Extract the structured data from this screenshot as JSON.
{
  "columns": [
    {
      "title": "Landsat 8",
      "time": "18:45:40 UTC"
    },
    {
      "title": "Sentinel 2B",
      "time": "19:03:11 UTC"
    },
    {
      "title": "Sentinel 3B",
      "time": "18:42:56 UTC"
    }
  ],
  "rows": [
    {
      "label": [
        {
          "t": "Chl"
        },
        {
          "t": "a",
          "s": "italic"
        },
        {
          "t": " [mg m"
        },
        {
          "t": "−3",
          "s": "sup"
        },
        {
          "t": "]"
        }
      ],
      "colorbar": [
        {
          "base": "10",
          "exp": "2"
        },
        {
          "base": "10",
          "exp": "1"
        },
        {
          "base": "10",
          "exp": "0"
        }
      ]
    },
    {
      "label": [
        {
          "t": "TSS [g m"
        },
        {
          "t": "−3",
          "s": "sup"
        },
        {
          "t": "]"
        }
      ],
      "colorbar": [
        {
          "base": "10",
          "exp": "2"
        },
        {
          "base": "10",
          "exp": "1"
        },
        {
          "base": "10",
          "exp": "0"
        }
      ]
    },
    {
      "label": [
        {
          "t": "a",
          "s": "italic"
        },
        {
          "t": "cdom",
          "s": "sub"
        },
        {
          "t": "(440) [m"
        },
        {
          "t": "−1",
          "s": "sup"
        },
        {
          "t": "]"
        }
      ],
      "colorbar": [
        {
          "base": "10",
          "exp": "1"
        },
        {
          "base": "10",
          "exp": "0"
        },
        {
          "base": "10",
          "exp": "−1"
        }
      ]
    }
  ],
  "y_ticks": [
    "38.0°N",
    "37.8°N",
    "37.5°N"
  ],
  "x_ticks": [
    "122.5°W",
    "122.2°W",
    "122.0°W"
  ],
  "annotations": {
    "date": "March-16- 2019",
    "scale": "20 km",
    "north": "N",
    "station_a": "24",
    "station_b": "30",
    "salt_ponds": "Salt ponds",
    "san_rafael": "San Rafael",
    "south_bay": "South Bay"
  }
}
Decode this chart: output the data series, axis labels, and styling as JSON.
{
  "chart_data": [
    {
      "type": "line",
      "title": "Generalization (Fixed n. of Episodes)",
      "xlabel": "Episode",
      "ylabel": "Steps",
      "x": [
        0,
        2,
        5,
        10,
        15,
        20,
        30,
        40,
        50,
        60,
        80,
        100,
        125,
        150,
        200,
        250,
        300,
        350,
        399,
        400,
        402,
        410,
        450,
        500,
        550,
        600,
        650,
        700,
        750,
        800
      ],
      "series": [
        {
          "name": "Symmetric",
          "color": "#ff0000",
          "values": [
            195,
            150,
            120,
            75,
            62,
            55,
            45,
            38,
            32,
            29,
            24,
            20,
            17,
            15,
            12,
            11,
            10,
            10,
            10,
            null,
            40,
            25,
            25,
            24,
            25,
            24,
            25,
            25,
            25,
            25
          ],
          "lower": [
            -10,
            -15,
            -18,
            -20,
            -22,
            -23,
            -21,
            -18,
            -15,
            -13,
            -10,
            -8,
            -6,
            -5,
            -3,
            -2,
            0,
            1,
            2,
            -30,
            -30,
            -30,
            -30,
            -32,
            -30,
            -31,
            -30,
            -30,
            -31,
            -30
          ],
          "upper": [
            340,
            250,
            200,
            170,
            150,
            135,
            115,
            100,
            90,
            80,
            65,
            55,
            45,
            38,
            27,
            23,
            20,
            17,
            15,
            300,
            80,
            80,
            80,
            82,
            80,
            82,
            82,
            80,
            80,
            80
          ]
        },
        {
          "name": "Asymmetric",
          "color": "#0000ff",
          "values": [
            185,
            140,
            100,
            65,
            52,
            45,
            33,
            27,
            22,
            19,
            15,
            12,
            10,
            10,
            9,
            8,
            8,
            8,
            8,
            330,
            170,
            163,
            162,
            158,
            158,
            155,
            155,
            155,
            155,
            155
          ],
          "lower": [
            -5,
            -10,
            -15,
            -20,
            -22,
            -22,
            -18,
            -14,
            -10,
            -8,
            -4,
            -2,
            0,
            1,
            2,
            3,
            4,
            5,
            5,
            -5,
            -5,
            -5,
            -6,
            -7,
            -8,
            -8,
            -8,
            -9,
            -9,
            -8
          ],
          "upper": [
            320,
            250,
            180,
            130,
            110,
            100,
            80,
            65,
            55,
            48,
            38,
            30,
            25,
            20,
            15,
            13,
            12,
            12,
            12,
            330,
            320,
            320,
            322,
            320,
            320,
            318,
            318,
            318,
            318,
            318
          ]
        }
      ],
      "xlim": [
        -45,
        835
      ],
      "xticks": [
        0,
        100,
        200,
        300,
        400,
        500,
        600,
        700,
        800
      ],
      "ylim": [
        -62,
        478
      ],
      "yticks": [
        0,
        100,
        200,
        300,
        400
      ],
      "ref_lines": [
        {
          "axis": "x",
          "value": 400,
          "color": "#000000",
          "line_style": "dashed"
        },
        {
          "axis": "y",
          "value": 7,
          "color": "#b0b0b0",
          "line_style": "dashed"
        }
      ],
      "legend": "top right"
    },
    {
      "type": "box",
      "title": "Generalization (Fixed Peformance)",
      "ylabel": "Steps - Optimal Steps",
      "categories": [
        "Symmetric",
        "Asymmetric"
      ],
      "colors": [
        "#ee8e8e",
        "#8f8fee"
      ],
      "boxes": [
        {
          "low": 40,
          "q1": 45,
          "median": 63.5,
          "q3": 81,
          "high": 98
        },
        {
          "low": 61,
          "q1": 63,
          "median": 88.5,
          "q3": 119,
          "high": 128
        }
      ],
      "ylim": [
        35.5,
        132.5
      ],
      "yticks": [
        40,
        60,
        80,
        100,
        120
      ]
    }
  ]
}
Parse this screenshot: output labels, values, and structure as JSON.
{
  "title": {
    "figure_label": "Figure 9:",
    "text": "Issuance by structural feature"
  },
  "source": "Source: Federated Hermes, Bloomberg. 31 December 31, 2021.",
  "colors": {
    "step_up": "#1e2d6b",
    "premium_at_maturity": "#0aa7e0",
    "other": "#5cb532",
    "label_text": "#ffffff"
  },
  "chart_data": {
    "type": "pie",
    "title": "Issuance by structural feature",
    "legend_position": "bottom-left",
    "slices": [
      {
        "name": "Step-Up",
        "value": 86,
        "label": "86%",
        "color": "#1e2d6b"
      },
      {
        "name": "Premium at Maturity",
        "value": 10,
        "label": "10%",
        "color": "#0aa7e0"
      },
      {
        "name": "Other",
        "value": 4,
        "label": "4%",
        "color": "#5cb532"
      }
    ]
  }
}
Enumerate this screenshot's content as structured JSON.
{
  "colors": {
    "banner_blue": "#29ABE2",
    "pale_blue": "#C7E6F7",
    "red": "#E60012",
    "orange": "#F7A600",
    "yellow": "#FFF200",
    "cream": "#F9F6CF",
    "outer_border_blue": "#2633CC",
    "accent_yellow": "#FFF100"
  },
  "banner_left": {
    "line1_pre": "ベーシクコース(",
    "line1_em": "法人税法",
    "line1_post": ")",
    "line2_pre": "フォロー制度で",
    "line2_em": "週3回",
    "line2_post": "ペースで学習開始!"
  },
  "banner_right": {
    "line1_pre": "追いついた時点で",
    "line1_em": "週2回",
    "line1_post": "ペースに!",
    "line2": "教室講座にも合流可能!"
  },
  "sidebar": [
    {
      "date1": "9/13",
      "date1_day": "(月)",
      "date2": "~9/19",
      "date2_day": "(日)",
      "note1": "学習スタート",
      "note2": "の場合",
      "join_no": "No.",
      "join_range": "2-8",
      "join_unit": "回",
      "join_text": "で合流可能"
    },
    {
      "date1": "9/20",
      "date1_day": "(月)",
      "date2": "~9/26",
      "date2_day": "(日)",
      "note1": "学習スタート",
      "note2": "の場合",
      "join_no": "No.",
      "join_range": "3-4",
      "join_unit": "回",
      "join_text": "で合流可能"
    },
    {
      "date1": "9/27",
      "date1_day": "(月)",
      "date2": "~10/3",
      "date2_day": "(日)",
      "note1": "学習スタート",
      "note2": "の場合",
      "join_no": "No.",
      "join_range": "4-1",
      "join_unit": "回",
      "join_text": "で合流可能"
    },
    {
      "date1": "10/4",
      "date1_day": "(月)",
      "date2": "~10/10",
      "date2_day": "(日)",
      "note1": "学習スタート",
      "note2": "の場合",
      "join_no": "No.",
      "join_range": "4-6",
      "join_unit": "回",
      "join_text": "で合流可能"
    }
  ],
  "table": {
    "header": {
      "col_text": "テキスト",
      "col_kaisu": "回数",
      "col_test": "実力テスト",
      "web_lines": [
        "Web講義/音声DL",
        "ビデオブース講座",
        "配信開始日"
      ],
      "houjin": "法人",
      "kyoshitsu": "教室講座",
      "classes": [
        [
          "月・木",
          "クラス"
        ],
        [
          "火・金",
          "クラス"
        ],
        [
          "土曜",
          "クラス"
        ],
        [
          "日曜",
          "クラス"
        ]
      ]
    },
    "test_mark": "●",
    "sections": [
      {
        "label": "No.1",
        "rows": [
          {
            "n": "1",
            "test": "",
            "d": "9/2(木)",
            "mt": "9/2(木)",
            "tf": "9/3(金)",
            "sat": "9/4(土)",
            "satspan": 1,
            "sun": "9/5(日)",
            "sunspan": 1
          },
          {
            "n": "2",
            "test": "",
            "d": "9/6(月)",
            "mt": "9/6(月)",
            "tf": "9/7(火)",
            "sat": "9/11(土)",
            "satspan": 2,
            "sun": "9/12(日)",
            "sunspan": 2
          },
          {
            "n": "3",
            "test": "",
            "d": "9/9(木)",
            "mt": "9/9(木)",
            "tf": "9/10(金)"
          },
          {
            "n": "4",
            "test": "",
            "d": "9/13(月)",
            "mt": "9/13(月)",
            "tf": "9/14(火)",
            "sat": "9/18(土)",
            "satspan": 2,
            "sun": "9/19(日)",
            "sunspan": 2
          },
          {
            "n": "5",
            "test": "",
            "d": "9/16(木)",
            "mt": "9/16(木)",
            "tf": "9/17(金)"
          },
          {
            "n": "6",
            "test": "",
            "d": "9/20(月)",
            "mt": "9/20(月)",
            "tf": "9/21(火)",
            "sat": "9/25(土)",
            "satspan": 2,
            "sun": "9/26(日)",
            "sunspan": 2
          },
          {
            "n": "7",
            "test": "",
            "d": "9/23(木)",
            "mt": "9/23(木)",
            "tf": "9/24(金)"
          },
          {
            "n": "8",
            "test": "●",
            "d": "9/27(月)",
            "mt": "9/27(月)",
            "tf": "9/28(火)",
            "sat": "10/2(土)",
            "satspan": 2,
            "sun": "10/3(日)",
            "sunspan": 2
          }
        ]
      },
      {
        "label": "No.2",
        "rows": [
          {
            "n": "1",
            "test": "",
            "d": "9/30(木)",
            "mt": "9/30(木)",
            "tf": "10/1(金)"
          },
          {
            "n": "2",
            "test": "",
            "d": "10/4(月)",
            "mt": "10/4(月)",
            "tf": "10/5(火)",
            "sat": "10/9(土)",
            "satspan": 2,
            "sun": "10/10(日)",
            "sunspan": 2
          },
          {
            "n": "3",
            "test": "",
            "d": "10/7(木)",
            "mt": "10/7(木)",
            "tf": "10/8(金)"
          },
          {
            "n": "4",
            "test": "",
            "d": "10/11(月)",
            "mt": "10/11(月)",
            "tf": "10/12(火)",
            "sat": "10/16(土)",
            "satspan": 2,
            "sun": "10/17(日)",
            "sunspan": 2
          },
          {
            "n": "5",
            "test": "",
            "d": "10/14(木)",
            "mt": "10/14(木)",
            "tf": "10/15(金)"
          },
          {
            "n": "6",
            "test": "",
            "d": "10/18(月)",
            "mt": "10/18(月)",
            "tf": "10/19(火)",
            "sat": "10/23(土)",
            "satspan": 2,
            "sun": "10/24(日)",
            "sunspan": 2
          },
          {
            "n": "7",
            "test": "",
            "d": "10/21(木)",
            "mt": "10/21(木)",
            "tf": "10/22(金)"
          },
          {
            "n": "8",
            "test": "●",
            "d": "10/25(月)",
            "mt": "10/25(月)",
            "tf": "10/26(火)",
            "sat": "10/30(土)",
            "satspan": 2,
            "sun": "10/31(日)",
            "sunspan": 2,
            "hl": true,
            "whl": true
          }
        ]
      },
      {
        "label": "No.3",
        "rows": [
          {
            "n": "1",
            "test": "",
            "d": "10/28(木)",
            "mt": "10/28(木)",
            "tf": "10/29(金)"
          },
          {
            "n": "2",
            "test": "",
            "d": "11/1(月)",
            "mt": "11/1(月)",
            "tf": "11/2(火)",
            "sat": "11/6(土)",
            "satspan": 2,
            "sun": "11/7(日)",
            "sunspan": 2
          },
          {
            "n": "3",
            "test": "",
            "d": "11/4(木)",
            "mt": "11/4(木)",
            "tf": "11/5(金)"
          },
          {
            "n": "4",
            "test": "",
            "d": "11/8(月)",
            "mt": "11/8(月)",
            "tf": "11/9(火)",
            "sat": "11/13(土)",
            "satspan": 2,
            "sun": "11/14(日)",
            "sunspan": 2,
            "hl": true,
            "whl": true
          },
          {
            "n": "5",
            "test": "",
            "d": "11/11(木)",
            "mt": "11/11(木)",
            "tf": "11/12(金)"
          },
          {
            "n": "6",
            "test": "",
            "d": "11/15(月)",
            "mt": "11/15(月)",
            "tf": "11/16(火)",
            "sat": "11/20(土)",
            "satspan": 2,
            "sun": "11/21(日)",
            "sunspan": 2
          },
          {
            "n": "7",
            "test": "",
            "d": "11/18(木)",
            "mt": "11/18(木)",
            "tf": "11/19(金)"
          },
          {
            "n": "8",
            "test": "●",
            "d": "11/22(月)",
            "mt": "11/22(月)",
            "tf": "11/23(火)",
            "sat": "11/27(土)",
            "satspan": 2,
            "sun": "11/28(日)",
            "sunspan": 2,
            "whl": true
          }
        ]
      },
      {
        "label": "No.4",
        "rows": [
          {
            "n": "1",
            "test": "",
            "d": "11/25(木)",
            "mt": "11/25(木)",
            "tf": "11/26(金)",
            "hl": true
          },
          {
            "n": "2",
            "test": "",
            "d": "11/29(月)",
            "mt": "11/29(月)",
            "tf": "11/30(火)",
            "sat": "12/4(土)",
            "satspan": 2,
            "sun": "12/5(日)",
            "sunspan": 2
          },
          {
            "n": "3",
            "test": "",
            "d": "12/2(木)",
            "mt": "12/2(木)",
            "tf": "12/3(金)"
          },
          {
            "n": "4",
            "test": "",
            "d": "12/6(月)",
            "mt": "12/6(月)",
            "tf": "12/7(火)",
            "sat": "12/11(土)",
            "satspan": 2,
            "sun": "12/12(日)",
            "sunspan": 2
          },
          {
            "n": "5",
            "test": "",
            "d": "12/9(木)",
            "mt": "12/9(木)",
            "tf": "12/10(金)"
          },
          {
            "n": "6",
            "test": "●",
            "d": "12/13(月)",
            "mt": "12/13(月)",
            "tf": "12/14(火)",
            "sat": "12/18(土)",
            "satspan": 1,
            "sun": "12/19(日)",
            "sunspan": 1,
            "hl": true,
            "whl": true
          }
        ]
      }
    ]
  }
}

----------

* **WHAT TO WORK ON**: Say how many lines in the records hold the string "labels", and say nothing else.

* **EXERCISE ANSWER**: 2